Records from a data collection
####################
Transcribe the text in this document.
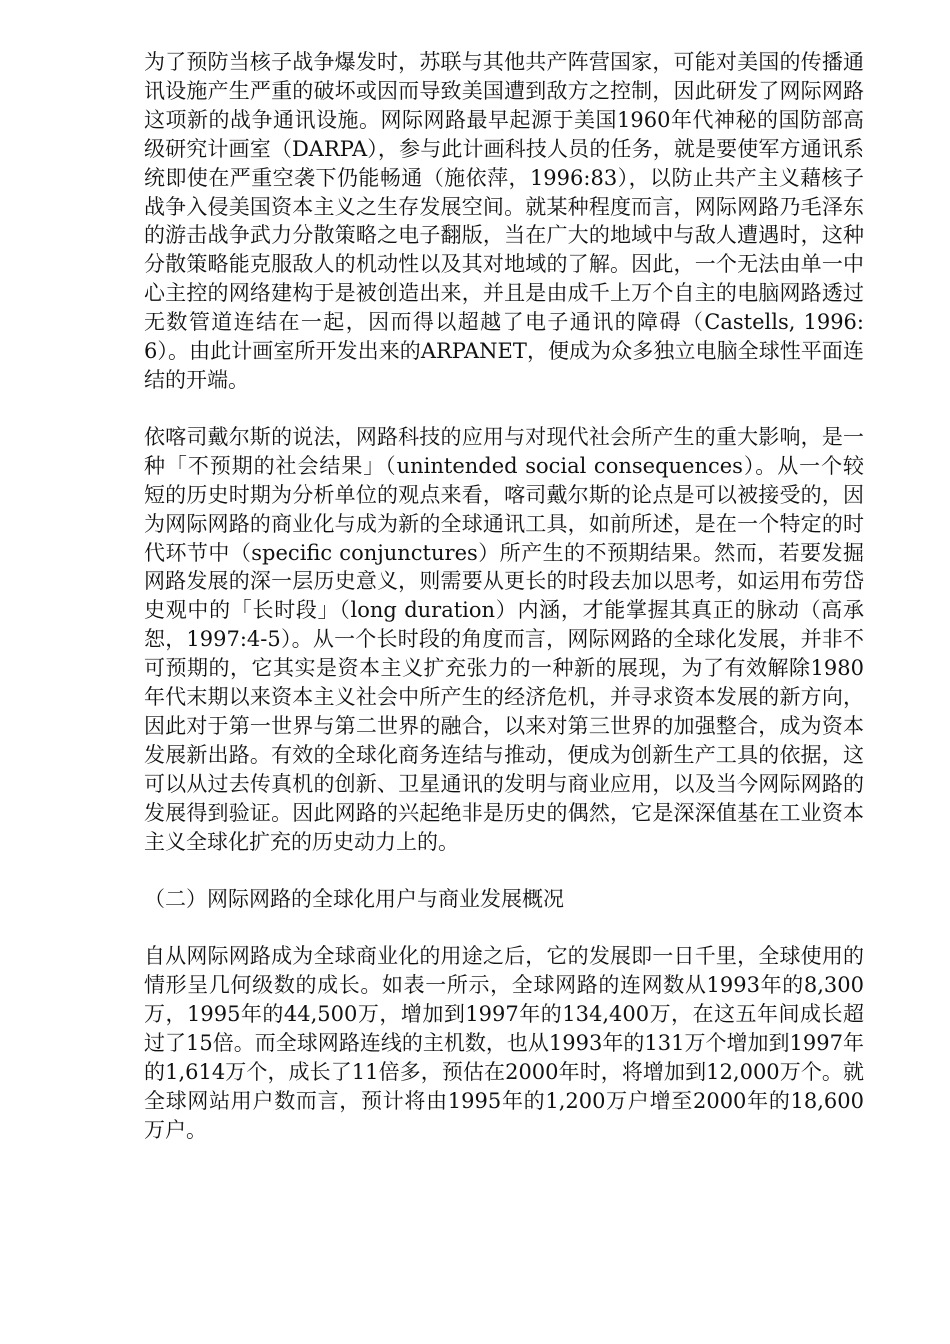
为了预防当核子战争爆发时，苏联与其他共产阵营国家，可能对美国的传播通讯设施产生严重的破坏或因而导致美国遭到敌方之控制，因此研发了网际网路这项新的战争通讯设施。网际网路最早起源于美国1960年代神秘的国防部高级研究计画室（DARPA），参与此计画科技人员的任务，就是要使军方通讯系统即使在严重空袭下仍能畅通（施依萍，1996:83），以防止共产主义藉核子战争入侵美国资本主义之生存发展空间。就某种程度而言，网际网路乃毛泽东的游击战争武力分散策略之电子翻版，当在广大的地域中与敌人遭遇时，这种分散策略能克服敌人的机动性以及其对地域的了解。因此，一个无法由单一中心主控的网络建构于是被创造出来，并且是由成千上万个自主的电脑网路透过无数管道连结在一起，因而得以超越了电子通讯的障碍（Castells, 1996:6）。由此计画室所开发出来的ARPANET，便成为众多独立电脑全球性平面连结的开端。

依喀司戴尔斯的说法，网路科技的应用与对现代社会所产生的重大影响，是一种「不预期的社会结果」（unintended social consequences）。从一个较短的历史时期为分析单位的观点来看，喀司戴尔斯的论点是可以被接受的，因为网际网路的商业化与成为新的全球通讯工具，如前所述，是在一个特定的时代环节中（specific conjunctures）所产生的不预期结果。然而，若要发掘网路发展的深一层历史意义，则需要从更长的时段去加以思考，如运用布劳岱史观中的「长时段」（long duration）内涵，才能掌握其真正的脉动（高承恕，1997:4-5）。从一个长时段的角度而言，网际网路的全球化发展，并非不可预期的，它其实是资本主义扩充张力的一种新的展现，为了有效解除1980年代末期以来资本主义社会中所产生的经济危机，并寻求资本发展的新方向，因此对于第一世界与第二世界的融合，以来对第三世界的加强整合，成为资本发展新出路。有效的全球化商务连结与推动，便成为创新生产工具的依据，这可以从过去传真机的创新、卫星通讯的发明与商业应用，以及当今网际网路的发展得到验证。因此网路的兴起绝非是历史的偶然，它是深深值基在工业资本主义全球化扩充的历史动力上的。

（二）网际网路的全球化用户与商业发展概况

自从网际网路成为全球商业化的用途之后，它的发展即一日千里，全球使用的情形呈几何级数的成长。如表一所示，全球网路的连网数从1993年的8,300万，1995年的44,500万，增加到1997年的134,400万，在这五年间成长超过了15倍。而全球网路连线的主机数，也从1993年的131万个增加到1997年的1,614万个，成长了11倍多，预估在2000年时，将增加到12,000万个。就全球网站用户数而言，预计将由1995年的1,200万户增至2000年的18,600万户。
####################
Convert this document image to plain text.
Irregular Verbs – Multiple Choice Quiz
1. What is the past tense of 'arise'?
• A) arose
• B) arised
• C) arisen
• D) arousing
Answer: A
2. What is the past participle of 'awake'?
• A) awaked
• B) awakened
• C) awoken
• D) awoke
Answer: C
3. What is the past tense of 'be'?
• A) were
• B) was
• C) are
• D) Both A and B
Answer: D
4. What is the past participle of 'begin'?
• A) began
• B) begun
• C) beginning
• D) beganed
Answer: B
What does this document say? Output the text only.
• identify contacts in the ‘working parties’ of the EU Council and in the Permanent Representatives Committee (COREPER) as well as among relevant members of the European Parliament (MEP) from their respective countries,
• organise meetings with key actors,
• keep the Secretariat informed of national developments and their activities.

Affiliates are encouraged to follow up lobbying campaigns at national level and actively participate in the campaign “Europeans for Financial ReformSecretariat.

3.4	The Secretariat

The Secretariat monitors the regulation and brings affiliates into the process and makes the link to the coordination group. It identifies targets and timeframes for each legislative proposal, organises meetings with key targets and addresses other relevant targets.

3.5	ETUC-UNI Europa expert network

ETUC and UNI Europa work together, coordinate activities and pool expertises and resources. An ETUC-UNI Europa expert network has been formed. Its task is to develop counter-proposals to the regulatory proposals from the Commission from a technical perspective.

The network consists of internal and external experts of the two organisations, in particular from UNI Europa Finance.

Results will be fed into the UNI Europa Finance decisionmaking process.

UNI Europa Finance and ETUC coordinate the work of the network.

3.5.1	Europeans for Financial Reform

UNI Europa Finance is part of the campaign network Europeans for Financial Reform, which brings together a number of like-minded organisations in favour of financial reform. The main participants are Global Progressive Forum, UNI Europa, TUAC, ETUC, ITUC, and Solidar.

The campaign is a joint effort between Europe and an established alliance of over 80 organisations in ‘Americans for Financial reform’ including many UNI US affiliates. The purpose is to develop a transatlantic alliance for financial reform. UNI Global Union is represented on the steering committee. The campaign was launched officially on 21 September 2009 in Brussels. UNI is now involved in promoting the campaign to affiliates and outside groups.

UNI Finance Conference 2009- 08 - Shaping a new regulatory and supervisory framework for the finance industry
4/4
####################
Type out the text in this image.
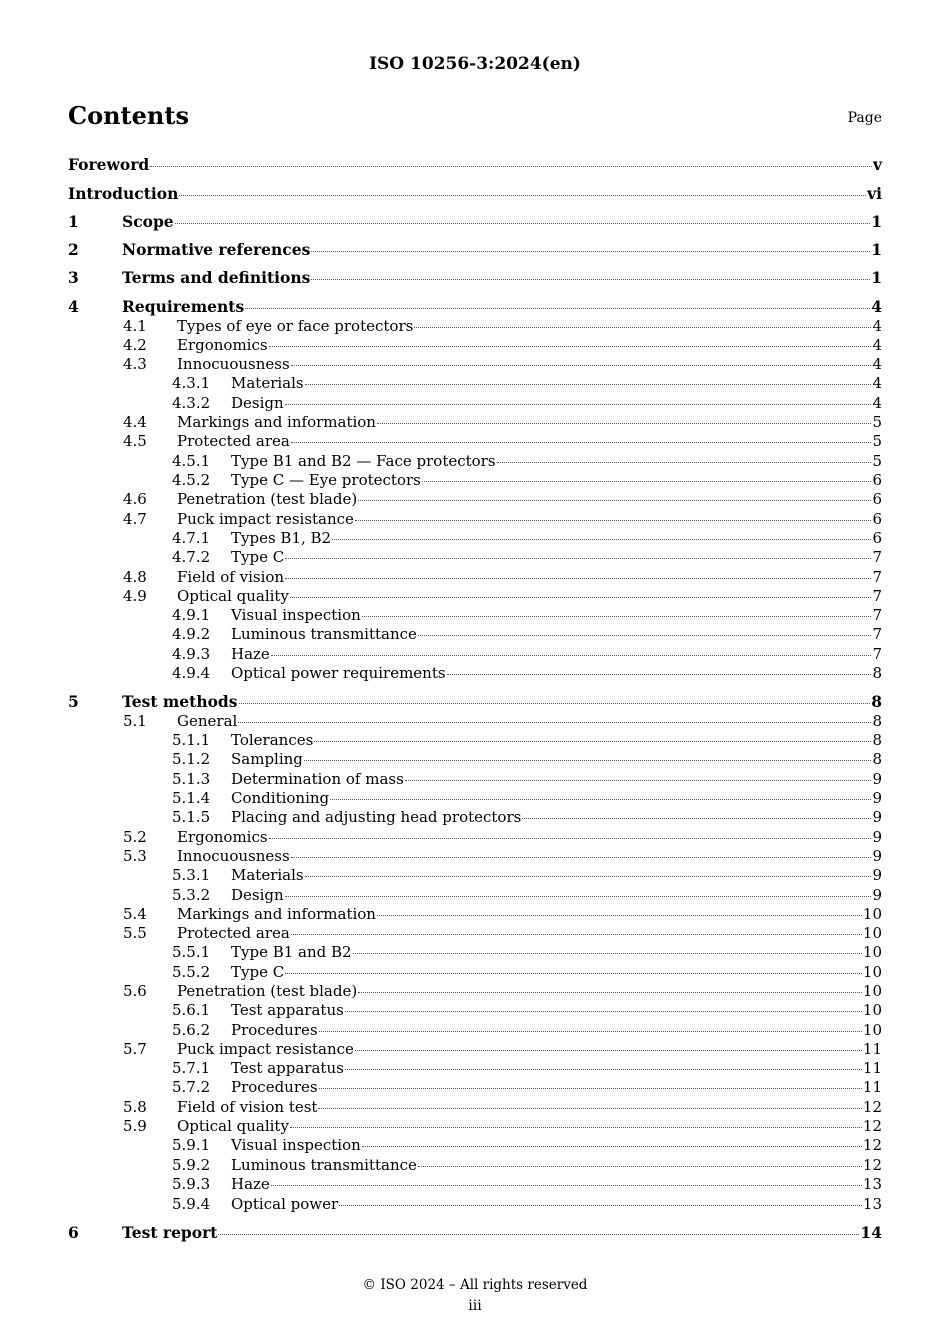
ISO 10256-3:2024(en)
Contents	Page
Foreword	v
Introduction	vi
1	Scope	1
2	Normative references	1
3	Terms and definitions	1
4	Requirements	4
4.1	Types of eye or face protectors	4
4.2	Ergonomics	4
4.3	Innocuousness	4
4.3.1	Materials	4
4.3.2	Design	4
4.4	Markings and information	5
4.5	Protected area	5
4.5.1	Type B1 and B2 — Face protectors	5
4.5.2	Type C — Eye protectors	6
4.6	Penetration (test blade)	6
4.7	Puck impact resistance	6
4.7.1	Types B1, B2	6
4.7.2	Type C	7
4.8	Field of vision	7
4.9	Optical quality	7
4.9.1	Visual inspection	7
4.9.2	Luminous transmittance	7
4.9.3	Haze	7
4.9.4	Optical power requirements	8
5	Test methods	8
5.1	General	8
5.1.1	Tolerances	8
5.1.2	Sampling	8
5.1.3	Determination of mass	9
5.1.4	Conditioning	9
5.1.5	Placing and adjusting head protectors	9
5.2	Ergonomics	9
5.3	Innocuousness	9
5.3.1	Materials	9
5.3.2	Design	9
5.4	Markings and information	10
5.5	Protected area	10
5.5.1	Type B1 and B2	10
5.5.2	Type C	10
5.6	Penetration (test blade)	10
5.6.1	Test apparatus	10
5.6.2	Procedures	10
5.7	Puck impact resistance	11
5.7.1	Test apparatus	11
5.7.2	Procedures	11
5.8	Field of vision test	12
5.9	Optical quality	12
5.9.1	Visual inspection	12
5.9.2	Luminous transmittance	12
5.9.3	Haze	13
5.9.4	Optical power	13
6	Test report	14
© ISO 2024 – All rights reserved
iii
####################
Where a line contains "text", copy that line.

Transcribe the text in this document.
Convert this document image to plain text.
What does this document say? Output the text only.
Type out the text in this image.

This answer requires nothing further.